#### TASK DIRECTIONS
Transcribe the entries that follow, word for word.

#### LISTED ENTRIES
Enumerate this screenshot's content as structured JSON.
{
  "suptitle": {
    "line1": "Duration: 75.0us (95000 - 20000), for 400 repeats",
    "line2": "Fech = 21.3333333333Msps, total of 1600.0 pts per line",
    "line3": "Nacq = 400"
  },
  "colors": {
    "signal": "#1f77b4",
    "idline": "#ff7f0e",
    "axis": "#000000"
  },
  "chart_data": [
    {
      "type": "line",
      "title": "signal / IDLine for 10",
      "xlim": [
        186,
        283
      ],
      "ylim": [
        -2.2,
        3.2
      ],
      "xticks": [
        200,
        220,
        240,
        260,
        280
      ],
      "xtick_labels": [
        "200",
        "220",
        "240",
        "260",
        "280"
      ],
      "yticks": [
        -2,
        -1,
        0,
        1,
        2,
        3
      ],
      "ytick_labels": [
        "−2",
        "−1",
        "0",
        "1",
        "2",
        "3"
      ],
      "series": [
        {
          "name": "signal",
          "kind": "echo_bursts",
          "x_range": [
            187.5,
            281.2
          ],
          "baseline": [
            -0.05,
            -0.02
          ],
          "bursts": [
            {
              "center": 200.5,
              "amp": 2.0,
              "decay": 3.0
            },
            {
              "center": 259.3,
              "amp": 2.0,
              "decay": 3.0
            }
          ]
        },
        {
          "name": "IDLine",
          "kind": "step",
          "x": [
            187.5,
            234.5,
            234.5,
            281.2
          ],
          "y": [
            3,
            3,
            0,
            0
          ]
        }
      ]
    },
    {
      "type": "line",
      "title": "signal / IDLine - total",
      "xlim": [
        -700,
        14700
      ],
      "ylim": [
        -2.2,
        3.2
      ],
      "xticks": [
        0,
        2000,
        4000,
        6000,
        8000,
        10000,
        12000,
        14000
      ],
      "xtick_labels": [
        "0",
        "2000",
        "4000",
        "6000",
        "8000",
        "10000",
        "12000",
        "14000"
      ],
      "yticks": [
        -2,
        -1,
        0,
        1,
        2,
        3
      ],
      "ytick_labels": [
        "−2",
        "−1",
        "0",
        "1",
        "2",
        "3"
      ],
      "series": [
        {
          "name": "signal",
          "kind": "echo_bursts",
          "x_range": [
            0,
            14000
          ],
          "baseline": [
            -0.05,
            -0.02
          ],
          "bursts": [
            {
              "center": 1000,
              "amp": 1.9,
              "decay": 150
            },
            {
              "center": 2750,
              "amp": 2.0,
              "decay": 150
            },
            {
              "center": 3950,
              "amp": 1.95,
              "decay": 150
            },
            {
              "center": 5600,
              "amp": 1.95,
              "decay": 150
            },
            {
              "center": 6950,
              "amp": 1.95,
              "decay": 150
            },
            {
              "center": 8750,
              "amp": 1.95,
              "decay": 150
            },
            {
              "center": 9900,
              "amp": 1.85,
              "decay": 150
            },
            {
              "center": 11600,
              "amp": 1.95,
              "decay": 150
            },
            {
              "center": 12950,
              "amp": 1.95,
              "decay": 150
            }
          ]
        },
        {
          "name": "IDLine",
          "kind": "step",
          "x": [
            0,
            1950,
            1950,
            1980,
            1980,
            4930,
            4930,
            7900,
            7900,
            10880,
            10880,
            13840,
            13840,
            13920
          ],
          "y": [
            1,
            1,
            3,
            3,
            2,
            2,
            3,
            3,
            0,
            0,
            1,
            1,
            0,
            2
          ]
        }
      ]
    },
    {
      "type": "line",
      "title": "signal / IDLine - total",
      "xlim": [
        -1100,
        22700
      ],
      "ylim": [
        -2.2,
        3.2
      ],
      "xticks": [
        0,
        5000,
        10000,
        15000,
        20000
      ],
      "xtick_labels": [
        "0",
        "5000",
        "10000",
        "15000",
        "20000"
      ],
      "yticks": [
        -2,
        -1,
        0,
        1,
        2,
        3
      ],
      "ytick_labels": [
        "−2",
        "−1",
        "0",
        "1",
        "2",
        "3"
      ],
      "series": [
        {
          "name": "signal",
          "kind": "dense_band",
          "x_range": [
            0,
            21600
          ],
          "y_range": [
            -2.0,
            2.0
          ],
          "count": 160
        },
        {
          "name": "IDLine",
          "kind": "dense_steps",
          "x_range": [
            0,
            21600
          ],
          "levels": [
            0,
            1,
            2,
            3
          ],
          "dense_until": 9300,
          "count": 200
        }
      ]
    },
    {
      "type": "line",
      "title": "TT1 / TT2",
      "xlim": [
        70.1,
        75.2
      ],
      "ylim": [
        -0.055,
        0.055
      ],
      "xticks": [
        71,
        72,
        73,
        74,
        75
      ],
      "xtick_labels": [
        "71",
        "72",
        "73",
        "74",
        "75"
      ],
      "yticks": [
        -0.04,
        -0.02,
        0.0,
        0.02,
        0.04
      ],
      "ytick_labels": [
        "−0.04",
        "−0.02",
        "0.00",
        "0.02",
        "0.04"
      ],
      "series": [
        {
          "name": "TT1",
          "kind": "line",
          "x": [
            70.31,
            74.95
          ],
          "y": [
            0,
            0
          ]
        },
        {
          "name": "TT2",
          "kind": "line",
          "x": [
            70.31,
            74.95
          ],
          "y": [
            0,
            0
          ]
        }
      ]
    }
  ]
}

#### EXERCISE RESPONSE
Enumerate this screenshot's content as structured JSON.
{
  "suptitle": {
    "line1": "Duration: 75.0us (95000 - 20000), for 400 repeats",
    "line2": "Fech = 21.3333333333Msps, total of 1600.0 pts per line",
    "line3": "Nacq = 400"
  },
  "colors": {
    "signal": "#1f77b4",
    "idline": "#ff7f0e",
    "axis": "#000000"
  },
  "chart_data": [
    {
      "type": "line",
      "title": "signal / IDLine for 10",
      "xlim": [
        186,
        283
      ],
      "ylim": [
        -2.2,
        3.2
      ],
      "xticks": [
        200,
        220,
        240,
        260,
        280
      ],
      "xtick_labels": [
        "200",
        "220",
        "240",
        "260",
        "280"
      ],
      "yticks": [
        -2,
        -1,
        0,
        1,
        2,
        3
      ],
      "ytick_labels": [
        "−2",
        "−1",
        "0",
        "1",
        "2",
        "3"
      ],
      "series": [
        {
          "name": "signal",
          "kind": "echo_bursts",
          "x_range": [
            187.5,
            281.2
          ],
          "baseline": [
            -0.05,
            -0.02
          ],
          "bursts": [
            {
              "center": 200.5,
              "amp": 2.0,
              "decay": 3.0
            },
            {
              "center": 259.3,
              "amp": 2.0,
              "decay": 3.0
            }
          ]
        },
        {
          "name": "IDLine",
          "kind": "step",
          "x": [
            187.5,
            234.5,
            234.5,
            281.2
          ],
          "y": [
            3,
            3,
            0,
            0
          ]
        }
      ]
    },
    {
      "type": "line",
      "title": "signal / IDLine - total",
      "xlim": [
        -700,
        14700
      ],
      "ylim": [
        -2.2,
        3.2
      ],
      "xticks": [
        0,
        2000,
        4000,
        6000,
        8000,
        10000,
        12000,
        14000
      ],
      "xtick_labels": [
        "0",
        "2000",
        "4000",
        "6000",
        "8000",
        "10000",
        "12000",
        "14000"
      ],
      "yticks": [
        -2,
        -1,
        0,
        1,
        2,
        3
      ],
      "ytick_labels": [
        "−2",
        "−1",
        "0",
        "1",
        "2",
        "3"
      ],
      "series": [
        {
          "name": "signal",
          "kind": "echo_bursts",
          "x_range": [
            0,
            14000
          ],
          "baseline": [
            -0.05,
            -0.02
          ],
          "bursts": [
            {
              "center": 1000,
              "amp": 1.9,
              "decay": 150
            },
            {
              "center": 2750,
              "amp": 2.0,
              "decay": 150
            },
            {
              "center": 3950,
              "amp": 1.95,
              "decay": 150
            },
            {
              "center": 5600,
              "amp": 1.95,
              "decay": 150
            },
            {
              "center": 6950,
              "amp": 1.95,
              "decay": 150
            },
            {
              "center": 8750,
              "amp": 1.95,
              "decay": 150
            },
            {
              "center": 9900,
              "amp": 1.85,
              "decay": 150
            },
            {
              "center": 11600,
              "amp": 1.95,
              "decay": 150
            },
            {
              "center": 12950,
              "amp": 1.95,
              "decay": 150
            }
          ]
        },
        {
          "name": "IDLine",
          "kind": "step",
          "x": [
            0,
            1950,
            1950,
            1980,
            1980,
            4930,
            4930,
            7900,
            7900,
            10880,
            10880,
            13840,
            13840,
            13920
          ],
          "y": [
            1,
            1,
            3,
            3,
            2,
            2,
            3,
            3,
            0,
            0,
            1,
            1,
            0,
            2
          ]
        }
      ]
    },
    {
      "type": "line",
      "title": "signal / IDLine - total",
      "xlim": [
        -1100,
        22700
      ],
      "ylim": [
        -2.2,
        3.2
      ],
      "xticks": [
        0,
        5000,
        10000,
        15000,
        20000
      ],
      "xtick_labels": [
        "0",
        "5000",
        "10000",
        "15000",
        "20000"
      ],
      "yticks": [
        -2,
        -1,
        0,
        1,
        2,
        3
      ],
      "ytick_labels": [
        "−2",
        "−1",
        "0",
        "1",
        "2",
        "3"
      ],
      "series": [
        {
          "name": "signal",
          "kind": "dense_band",
          "x_range": [
            0,
            21600
          ],
          "y_range": [
            -2.0,
            2.0
          ],
          "count": 160
        },
        {
          "name": "IDLine",
          "kind": "dense_steps",
          "x_range": [
            0,
            21600
          ],
          "levels": [
            0,
            1,
            2,
            3
          ],
          "dense_until": 9300,
          "count": 200
        }
      ]
    },
    {
      "type": "line",
      "title": "TT1 / TT2",
      "xlim": [
        70.1,
        75.2
      ],
      "ylim": [
        -0.055,
        0.055
      ],
      "xticks": [
        71,
        72,
        73,
        74,
        75
      ],
      "xtick_labels": [
        "71",
        "72",
        "73",
        "74",
        "75"
      ],
      "yticks": [
        -0.04,
        -0.02,
        0.0,
        0.02,
        0.04
      ],
      "ytick_labels": [
        "−0.04",
        "−0.02",
        "0.00",
        "0.02",
        "0.04"
      ],
      "series": [
        {
          "name": "TT1",
          "kind": "line",
          "x": [
            70.31,
            74.95
          ],
          "y": [
            0,
            0
          ]
        },
        {
          "name": "TT2",
          "kind": "line",
          "x": [
            70.31,
            74.95
          ],
          "y": [
            0,
            0
          ]
        }
      ]
    }
  ]
}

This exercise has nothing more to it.